Your task: Examine the entries below, count the lines holding the string "féroce", and respond with the number only.

# Information shown start

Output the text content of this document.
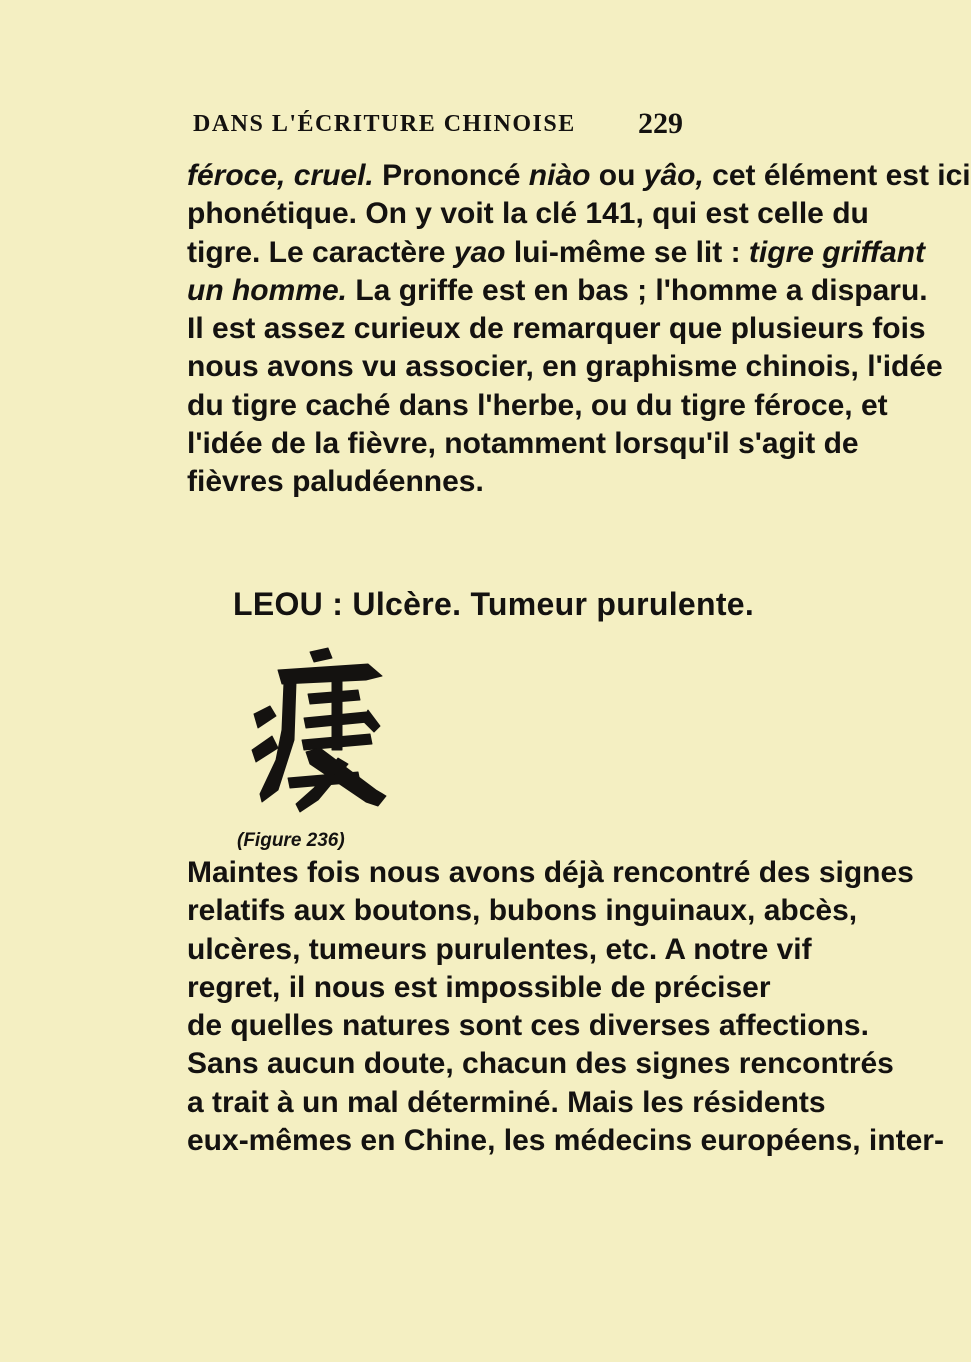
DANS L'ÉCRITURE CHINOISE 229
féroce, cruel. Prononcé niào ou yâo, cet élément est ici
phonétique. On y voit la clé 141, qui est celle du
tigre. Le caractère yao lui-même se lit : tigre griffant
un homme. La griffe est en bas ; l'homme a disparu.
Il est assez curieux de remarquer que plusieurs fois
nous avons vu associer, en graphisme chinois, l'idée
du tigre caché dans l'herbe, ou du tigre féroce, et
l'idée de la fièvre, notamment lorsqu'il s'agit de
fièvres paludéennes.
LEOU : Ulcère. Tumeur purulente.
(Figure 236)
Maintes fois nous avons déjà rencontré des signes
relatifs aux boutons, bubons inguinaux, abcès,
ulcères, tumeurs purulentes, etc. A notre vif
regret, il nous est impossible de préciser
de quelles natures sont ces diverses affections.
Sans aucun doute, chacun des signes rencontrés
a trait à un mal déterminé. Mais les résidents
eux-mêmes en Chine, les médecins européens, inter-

# Information shown end
# Information shown start

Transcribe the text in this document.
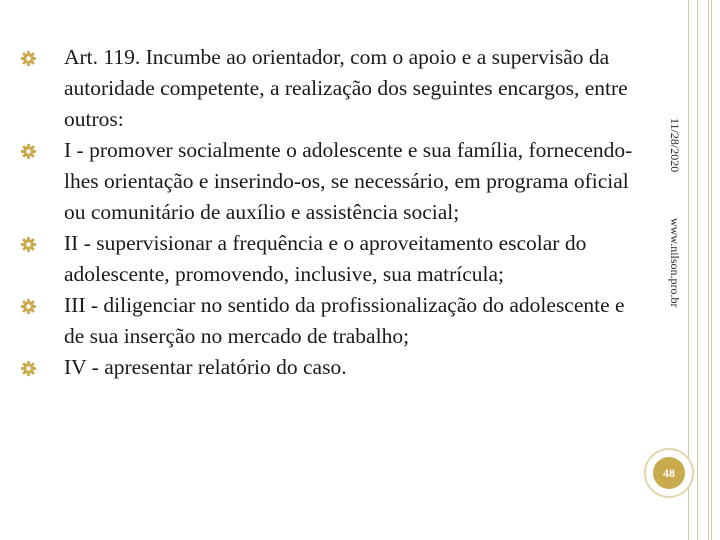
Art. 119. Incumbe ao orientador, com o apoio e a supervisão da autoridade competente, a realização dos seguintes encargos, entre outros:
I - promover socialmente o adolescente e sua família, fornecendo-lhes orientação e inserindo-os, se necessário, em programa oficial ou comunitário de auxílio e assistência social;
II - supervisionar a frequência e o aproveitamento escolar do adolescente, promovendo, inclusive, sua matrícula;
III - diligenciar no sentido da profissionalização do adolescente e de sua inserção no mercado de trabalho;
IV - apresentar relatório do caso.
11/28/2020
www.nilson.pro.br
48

# Information shown end

Output of the task: 2